» **Given request**: Where a line of the material contains the string "JSON", copy that line.

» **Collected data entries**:
*-*-*

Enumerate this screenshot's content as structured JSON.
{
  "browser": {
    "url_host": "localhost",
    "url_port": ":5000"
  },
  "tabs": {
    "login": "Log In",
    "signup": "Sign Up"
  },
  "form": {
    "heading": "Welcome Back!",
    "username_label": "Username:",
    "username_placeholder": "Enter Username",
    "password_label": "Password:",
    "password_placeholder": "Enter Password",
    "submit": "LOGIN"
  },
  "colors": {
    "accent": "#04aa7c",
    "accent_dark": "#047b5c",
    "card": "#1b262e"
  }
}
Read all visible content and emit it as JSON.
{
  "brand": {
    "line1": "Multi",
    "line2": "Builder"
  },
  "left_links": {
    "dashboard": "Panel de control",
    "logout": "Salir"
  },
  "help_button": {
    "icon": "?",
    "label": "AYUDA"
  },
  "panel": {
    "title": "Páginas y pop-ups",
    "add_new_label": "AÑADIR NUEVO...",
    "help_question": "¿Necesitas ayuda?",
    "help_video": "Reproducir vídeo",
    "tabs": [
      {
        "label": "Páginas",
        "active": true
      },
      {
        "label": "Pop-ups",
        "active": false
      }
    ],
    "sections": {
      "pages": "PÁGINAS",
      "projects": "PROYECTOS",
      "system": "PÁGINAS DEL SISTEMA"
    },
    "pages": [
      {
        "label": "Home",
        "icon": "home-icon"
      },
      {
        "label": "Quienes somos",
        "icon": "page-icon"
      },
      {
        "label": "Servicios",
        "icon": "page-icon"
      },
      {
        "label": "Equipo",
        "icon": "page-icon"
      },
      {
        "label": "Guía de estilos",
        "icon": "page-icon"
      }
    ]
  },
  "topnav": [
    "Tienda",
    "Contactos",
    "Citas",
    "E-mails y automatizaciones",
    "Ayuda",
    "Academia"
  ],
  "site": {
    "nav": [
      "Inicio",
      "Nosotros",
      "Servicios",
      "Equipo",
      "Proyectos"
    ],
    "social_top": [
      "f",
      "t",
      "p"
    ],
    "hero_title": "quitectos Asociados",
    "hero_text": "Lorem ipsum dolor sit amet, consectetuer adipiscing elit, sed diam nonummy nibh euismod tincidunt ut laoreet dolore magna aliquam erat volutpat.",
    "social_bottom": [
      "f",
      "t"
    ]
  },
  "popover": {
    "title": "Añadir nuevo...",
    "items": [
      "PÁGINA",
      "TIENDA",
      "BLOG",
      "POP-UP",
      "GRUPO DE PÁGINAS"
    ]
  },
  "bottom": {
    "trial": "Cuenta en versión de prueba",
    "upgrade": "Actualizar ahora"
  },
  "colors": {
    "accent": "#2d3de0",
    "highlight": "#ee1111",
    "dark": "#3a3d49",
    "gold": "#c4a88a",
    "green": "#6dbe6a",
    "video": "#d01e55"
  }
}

*-*-*

» **Exercise response**:
Enumerate this screenshot's content as structured JSON.
Read all visible content and emit it as JSON.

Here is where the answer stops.